[What to produce] Show all lines of the listing that hold the word "runners".

[Working data]
:::

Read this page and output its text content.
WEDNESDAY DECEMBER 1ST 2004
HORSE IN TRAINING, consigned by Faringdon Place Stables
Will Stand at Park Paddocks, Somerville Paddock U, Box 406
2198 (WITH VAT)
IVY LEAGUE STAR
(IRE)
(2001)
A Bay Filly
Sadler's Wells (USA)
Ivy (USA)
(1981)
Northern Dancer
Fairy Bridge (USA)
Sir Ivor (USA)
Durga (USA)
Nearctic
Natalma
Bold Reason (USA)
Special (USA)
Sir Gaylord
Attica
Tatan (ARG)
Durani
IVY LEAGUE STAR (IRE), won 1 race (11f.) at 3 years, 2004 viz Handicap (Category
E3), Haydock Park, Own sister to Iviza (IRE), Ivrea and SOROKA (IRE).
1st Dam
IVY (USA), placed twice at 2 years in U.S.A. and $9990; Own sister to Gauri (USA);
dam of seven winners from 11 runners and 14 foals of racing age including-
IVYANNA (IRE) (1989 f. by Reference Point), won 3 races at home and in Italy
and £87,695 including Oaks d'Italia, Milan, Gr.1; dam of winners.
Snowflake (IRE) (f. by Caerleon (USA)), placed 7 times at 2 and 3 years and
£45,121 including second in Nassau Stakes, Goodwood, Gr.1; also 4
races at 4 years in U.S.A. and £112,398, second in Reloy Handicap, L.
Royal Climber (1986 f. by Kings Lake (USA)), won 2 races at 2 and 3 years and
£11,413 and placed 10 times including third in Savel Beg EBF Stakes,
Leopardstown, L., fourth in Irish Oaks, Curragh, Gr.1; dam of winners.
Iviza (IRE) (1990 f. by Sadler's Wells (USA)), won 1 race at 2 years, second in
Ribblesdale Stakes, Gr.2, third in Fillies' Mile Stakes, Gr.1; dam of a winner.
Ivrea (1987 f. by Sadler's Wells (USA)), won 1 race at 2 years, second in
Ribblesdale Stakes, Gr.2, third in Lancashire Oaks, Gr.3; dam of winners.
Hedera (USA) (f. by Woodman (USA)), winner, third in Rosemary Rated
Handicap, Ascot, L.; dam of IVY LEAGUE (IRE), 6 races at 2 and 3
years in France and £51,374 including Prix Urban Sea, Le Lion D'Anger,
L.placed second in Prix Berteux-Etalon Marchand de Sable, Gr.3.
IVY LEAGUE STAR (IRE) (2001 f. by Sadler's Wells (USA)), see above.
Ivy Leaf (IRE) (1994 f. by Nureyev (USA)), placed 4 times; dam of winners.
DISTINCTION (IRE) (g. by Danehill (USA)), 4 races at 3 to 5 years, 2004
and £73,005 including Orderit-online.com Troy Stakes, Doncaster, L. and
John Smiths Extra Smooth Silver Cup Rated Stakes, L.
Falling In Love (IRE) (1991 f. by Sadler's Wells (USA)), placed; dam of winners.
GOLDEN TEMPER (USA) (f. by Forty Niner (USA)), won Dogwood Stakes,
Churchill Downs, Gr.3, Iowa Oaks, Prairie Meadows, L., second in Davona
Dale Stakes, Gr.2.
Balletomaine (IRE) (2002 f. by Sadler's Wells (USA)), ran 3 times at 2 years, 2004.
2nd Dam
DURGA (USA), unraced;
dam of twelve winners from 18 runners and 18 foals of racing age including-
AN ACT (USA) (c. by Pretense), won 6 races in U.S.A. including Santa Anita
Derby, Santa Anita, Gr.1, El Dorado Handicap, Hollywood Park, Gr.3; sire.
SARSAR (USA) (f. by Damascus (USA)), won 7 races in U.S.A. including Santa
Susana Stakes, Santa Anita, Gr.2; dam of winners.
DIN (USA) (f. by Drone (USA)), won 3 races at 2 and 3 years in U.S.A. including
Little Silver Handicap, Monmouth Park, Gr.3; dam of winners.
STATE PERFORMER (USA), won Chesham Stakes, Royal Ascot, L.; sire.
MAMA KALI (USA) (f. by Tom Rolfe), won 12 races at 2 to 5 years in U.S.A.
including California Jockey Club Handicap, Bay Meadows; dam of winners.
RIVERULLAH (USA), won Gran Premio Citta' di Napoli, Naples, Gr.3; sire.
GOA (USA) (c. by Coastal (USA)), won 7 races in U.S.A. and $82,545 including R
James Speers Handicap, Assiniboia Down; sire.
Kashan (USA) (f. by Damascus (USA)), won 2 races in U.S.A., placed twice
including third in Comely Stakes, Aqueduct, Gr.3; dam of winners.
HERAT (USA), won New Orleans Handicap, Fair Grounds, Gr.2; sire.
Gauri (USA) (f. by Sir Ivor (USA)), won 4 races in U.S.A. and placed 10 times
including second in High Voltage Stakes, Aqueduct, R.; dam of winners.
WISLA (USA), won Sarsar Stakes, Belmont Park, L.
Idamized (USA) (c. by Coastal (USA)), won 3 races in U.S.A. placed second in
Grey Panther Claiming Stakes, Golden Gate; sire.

:::

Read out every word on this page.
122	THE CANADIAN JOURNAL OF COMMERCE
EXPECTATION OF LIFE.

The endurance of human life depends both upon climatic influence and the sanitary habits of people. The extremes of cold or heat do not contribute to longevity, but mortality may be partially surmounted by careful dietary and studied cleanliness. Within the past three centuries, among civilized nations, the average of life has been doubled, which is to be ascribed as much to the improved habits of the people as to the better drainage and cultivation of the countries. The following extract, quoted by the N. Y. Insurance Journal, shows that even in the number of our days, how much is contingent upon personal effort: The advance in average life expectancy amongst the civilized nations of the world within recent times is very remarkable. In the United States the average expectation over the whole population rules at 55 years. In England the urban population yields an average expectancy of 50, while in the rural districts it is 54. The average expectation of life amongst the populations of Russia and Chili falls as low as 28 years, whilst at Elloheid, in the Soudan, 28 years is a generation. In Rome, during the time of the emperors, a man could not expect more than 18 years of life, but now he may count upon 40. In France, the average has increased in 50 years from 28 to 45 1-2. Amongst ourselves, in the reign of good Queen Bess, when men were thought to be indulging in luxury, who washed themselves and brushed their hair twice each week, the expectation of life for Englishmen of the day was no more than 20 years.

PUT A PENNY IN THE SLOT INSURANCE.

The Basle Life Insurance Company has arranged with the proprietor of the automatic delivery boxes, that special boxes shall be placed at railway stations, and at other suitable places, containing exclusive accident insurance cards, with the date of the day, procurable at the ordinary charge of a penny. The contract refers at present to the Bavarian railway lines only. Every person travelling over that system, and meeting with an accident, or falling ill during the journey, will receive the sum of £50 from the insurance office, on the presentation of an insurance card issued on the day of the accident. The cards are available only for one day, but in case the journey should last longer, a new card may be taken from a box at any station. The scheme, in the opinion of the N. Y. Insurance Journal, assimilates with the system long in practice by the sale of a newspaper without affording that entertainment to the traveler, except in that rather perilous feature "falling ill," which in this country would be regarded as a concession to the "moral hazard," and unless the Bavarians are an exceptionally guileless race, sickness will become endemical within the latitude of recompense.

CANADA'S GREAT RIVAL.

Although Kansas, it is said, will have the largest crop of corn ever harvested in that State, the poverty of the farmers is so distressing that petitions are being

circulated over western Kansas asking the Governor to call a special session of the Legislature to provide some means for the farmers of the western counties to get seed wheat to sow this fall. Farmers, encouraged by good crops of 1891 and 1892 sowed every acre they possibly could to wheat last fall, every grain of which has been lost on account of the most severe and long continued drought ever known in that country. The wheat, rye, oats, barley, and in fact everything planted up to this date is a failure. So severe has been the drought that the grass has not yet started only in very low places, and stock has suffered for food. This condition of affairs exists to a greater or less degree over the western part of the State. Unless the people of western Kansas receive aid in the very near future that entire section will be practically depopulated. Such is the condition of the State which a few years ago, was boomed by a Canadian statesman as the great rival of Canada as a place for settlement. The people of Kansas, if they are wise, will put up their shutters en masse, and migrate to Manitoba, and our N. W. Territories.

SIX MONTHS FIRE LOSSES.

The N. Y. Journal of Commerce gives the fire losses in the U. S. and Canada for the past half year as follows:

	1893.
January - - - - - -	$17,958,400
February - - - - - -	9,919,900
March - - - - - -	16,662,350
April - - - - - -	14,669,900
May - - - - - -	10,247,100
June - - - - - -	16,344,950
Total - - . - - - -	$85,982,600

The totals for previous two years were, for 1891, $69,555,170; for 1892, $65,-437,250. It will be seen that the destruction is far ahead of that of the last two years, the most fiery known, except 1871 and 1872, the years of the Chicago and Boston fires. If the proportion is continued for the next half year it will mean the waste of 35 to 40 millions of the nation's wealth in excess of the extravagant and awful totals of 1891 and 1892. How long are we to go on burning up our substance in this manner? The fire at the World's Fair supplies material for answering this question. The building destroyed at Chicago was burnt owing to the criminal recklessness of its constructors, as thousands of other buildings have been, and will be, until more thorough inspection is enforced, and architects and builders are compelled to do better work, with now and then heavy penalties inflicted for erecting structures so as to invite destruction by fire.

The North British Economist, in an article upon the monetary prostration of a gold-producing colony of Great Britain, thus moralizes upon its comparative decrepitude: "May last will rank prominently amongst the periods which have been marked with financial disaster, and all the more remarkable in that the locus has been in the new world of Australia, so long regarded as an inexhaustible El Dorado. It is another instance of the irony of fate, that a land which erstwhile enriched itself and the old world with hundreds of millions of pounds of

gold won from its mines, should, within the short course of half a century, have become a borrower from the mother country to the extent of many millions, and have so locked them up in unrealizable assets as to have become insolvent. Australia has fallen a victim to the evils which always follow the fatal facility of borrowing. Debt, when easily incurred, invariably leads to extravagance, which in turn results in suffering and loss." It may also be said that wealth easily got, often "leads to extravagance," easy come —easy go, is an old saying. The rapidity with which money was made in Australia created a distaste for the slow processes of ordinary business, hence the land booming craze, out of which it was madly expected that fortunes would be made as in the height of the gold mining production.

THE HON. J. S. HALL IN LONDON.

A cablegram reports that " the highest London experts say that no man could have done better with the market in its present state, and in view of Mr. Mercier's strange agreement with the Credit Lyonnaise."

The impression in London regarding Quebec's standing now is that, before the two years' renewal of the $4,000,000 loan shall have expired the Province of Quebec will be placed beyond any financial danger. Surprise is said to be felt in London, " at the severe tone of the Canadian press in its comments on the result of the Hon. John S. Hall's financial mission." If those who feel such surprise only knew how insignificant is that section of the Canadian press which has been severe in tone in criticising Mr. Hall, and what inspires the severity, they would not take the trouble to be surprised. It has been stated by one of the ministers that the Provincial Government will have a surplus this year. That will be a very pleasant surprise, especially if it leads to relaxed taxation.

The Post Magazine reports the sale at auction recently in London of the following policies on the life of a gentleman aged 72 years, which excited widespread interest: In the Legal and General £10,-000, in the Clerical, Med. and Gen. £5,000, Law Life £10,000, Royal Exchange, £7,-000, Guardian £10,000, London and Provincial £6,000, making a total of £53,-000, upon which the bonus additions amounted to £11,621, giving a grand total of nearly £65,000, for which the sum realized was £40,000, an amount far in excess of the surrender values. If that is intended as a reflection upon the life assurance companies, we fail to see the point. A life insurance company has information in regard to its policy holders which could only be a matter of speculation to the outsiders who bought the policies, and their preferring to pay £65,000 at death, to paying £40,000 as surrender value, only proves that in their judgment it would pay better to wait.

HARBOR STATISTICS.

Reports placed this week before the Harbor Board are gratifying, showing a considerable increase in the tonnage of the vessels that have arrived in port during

:::

[Exercise result]
dam of seven winners from 11 runners and 14 foals of racing age including-
dam of twelve winners from 18 runners and 18 foals of racing age including-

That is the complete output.